#### Data extract ####
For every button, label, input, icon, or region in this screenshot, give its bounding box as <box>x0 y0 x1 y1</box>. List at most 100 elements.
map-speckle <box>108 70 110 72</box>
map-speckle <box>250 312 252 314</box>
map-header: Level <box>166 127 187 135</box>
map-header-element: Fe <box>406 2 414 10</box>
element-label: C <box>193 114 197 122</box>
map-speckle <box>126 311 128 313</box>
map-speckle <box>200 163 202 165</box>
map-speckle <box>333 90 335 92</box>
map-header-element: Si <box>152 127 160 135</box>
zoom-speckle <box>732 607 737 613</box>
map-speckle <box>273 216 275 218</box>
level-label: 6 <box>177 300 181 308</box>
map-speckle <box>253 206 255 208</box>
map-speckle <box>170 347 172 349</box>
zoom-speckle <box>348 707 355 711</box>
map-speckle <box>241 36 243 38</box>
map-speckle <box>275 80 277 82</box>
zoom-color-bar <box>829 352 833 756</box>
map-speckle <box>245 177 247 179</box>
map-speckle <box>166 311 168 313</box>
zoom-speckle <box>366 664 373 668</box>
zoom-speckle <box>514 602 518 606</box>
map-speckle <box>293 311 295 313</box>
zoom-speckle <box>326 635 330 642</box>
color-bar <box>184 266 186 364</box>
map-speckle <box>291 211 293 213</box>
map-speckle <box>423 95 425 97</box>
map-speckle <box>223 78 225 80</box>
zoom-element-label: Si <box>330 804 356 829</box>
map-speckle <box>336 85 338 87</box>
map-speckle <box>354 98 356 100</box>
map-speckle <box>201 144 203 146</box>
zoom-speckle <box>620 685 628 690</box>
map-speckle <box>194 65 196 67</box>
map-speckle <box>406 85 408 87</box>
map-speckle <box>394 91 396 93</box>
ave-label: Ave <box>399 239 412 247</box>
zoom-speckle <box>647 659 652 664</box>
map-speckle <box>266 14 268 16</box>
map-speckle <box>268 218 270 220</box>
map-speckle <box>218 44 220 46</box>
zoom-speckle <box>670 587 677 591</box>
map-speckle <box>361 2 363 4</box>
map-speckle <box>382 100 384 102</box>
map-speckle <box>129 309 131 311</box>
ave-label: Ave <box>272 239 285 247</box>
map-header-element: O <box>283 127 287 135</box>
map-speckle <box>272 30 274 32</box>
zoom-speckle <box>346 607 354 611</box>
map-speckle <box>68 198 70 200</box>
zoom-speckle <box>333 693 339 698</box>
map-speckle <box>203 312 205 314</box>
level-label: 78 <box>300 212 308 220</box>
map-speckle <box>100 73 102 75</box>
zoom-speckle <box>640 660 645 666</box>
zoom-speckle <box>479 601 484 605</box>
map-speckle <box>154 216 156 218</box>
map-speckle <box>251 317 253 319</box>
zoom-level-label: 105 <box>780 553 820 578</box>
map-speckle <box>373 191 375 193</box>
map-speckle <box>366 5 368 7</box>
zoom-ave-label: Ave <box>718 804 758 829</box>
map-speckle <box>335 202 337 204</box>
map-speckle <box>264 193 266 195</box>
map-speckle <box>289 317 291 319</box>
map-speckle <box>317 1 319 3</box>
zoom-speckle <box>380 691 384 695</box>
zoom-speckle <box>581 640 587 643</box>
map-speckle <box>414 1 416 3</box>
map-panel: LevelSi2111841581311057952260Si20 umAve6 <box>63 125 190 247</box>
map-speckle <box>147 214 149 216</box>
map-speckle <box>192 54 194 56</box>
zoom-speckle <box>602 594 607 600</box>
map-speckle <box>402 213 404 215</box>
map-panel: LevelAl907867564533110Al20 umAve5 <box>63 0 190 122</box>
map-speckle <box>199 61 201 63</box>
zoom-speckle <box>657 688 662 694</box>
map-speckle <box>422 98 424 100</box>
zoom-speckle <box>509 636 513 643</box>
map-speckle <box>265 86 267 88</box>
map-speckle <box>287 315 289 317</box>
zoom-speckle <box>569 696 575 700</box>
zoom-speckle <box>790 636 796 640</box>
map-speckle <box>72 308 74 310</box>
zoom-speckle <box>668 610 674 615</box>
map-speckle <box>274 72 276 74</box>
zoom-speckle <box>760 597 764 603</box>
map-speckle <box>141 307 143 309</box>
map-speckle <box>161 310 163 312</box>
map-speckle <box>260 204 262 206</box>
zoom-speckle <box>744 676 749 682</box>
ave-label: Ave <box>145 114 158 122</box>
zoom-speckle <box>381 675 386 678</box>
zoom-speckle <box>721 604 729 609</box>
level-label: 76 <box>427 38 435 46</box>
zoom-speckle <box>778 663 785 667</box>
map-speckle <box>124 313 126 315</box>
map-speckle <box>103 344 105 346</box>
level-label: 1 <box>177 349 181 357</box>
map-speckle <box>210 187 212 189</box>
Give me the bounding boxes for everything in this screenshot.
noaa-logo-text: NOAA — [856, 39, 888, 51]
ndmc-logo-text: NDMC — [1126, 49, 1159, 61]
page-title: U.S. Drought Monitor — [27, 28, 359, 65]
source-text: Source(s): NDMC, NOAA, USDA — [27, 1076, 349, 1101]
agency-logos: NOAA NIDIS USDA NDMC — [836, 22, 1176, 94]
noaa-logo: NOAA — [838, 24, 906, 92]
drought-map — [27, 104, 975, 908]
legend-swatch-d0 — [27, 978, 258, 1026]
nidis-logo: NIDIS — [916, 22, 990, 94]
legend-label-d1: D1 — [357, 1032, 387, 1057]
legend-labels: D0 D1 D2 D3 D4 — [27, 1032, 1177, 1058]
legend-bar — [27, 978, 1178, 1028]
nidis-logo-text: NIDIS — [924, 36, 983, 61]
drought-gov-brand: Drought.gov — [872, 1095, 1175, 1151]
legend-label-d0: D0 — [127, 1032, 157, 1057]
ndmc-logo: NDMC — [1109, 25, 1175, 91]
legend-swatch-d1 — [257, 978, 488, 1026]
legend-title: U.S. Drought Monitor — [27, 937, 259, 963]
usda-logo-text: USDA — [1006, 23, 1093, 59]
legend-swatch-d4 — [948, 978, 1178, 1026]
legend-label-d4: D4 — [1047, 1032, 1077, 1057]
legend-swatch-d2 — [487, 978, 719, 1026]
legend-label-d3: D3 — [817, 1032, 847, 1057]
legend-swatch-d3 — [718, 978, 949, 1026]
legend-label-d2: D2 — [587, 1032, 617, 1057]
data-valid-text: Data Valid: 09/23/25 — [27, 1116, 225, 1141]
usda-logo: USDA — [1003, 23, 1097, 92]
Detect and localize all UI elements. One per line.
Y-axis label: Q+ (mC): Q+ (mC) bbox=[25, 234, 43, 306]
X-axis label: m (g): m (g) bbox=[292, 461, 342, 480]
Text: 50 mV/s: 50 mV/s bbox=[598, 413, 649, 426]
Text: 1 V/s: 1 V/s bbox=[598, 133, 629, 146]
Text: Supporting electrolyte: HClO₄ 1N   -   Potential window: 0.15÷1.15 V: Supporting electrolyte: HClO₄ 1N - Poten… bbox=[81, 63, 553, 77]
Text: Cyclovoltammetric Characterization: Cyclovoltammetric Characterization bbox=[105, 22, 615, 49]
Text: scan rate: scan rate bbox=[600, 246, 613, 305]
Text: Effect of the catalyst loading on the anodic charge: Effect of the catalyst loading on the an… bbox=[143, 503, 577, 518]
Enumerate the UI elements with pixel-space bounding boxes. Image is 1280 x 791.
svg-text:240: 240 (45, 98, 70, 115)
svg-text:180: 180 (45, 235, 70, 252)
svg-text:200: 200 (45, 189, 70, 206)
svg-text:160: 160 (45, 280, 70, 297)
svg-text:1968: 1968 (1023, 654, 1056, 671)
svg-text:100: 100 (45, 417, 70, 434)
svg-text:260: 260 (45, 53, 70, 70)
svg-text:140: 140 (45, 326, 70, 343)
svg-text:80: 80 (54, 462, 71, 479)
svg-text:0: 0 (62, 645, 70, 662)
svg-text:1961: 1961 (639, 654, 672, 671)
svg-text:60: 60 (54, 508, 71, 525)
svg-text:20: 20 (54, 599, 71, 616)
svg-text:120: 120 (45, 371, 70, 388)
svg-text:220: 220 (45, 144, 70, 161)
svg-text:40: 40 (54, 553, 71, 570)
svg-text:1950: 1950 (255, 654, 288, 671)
####
What you need to do >> From the data entries above, extract every line that contains the string "header".

Completed task >>
map-header: Level <box>166 127 187 135</box>
map-header-element: Fe <box>406 2 414 10</box>
map-header-element: Si <box>152 127 160 135</box>
map-header-element: O <box>283 127 287 135</box>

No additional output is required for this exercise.